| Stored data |
_ _ _ _

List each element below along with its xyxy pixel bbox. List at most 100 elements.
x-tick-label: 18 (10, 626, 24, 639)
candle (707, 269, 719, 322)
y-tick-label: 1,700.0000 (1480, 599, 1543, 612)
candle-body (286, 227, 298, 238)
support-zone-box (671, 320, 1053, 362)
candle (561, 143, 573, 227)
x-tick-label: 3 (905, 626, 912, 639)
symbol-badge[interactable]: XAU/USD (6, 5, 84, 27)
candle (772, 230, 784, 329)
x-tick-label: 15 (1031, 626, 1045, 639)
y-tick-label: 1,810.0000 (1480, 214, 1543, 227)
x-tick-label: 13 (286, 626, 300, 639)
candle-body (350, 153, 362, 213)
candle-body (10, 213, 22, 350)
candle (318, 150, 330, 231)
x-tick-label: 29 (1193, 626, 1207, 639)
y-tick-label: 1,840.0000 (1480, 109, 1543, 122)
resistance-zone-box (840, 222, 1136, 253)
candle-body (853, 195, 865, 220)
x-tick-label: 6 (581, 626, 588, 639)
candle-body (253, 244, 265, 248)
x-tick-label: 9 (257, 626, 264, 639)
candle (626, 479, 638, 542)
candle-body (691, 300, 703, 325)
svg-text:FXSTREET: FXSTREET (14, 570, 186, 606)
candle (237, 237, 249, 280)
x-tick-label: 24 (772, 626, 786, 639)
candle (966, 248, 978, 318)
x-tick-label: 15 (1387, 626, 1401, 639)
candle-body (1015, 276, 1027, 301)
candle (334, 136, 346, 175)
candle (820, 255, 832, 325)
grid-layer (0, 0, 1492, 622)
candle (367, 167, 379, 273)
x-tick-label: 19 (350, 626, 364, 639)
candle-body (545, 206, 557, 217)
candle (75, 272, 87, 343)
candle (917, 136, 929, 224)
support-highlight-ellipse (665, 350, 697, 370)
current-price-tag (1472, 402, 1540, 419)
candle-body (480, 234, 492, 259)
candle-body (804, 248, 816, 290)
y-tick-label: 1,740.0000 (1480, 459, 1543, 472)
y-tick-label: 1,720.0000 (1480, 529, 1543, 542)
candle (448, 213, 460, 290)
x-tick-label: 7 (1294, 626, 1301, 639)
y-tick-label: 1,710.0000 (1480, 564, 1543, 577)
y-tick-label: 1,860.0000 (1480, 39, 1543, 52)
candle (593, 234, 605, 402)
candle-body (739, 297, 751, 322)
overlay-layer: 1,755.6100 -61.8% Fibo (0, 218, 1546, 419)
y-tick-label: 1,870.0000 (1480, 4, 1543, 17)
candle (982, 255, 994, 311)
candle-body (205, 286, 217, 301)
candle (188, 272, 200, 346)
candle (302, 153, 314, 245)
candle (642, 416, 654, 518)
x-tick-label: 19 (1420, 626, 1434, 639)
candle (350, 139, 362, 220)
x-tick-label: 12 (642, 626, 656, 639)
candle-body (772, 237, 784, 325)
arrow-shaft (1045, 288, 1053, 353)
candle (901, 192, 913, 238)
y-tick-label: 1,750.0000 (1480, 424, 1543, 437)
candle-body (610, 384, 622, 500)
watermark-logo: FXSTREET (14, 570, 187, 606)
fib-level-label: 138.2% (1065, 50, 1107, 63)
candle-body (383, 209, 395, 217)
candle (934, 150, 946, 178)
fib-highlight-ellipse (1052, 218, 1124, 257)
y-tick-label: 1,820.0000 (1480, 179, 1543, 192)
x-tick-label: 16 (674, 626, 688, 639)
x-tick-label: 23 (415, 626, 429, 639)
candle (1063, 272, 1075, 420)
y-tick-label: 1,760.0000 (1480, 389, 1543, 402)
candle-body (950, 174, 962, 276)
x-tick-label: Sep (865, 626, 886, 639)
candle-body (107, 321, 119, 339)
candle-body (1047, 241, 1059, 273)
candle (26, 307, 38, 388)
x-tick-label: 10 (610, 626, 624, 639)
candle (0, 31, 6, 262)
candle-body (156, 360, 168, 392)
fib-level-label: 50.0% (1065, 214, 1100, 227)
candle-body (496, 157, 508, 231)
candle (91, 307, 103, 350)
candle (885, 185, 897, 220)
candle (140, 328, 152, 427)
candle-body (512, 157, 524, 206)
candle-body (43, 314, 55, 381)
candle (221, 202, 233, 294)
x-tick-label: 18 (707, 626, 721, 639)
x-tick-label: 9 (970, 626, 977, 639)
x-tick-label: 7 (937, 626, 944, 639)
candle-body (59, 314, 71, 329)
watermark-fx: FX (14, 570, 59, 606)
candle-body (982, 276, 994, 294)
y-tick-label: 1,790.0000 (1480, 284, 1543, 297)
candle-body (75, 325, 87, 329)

_ _ _ _

| Directions for this task |
Copy out every line of the records above word for word.

| Final answer |
List each element below along with its xyxy pixel bbox. List at most 100 elements.
x-tick-label: 18 (10, 626, 24, 639)
candle (707, 269, 719, 322)
y-tick-label: 1,700.0000 (1480, 599, 1543, 612)
candle-body (286, 227, 298, 238)
support-zone-box (671, 320, 1053, 362)
candle (561, 143, 573, 227)
x-tick-label: 3 (905, 626, 912, 639)
symbol-badge[interactable]: XAU/USD (6, 5, 84, 27)
candle (772, 230, 784, 329)
x-tick-label: 15 (1031, 626, 1045, 639)
y-tick-label: 1,810.0000 (1480, 214, 1543, 227)
x-tick-label: 13 (286, 626, 300, 639)
candle-body (350, 153, 362, 213)
candle-body (10, 213, 22, 350)
candle (318, 150, 330, 231)
x-tick-label: 29 (1193, 626, 1207, 639)
y-tick-label: 1,840.0000 (1480, 109, 1543, 122)
resistance-zone-box (840, 222, 1136, 253)
candle-body (853, 195, 865, 220)
x-tick-label: 6 (581, 626, 588, 639)
candle-body (253, 244, 265, 248)
x-tick-label: 9 (257, 626, 264, 639)
candle (626, 479, 638, 542)
candle-body (691, 300, 703, 325)
svg-text:FXSTREET: FXSTREET (14, 570, 186, 606)
candle (237, 237, 249, 280)
x-tick-label: 24 (772, 626, 786, 639)
candle (966, 248, 978, 318)
x-tick-label: 15 (1387, 626, 1401, 639)
candle-body (1015, 276, 1027, 301)
candle (334, 136, 346, 175)
candle (820, 255, 832, 325)
grid-layer (0, 0, 1492, 622)
candle (367, 167, 379, 273)
x-tick-label: 19 (350, 626, 364, 639)
candle-body (545, 206, 557, 217)
candle (75, 272, 87, 343)
candle (917, 136, 929, 224)
support-highlight-ellipse (665, 350, 697, 370)
current-price-tag (1472, 402, 1540, 419)
candle-body (480, 234, 492, 259)
candle-body (804, 248, 816, 290)
y-tick-label: 1,740.0000 (1480, 459, 1543, 472)
y-tick-label: 1,720.0000 (1480, 529, 1543, 542)
candle (448, 213, 460, 290)
x-tick-label: 7 (1294, 626, 1301, 639)
y-tick-label: 1,710.0000 (1480, 564, 1543, 577)
y-tick-label: 1,860.0000 (1480, 39, 1543, 52)
candle (593, 234, 605, 402)
candle-body (739, 297, 751, 322)
overlay-layer: 1,755.6100 -61.8% Fibo (0, 218, 1546, 419)
y-tick-label: 1,870.0000 (1480, 4, 1543, 17)
candle (982, 255, 994, 311)
candle-body (205, 286, 217, 301)
candle (188, 272, 200, 346)
candle (302, 153, 314, 245)
candle (642, 416, 654, 518)
x-tick-label: 19 (1420, 626, 1434, 639)
candle (350, 139, 362, 220)
x-tick-label: 12 (642, 626, 656, 639)
candle-body (772, 237, 784, 325)
arrow-shaft (1045, 288, 1053, 353)
candle (901, 192, 913, 238)
y-tick-label: 1,750.0000 (1480, 424, 1543, 437)
candle-body (610, 384, 622, 500)
watermark-logo: FXSTREET (14, 570, 187, 606)
fib-level-label: 138.2% (1065, 50, 1107, 63)
candle-body (383, 209, 395, 217)
candle (934, 150, 946, 178)
fib-highlight-ellipse (1052, 218, 1124, 257)
y-tick-label: 1,820.0000 (1480, 179, 1543, 192)
x-tick-label: 16 (674, 626, 688, 639)
x-tick-label: 23 (415, 626, 429, 639)
candle (1063, 272, 1075, 420)
y-tick-label: 1,760.0000 (1480, 389, 1543, 402)
candle-body (950, 174, 962, 276)
x-tick-label: Sep (865, 626, 886, 639)
candle-body (107, 321, 119, 339)
candle-body (1047, 241, 1059, 273)
candle (26, 307, 38, 388)
x-tick-label: 10 (610, 626, 624, 639)
candle (0, 31, 6, 262)
candle-body (156, 360, 168, 392)
fib-level-label: 50.0% (1065, 214, 1100, 227)
candle-body (496, 157, 508, 231)
candle (91, 307, 103, 350)
candle (885, 185, 897, 220)
candle (140, 328, 152, 427)
candle-body (512, 157, 524, 206)
candle-body (43, 314, 55, 381)
candle (221, 202, 233, 294)
x-tick-label: 18 (707, 626, 721, 639)
x-tick-label: 9 (970, 626, 977, 639)
x-tick-label: 7 (937, 626, 944, 639)
candle-body (59, 314, 71, 329)
watermark-fx: FX (14, 570, 59, 606)
candle-body (982, 276, 994, 294)
y-tick-label: 1,790.0000 (1480, 284, 1543, 297)
candle-body (75, 325, 87, 329)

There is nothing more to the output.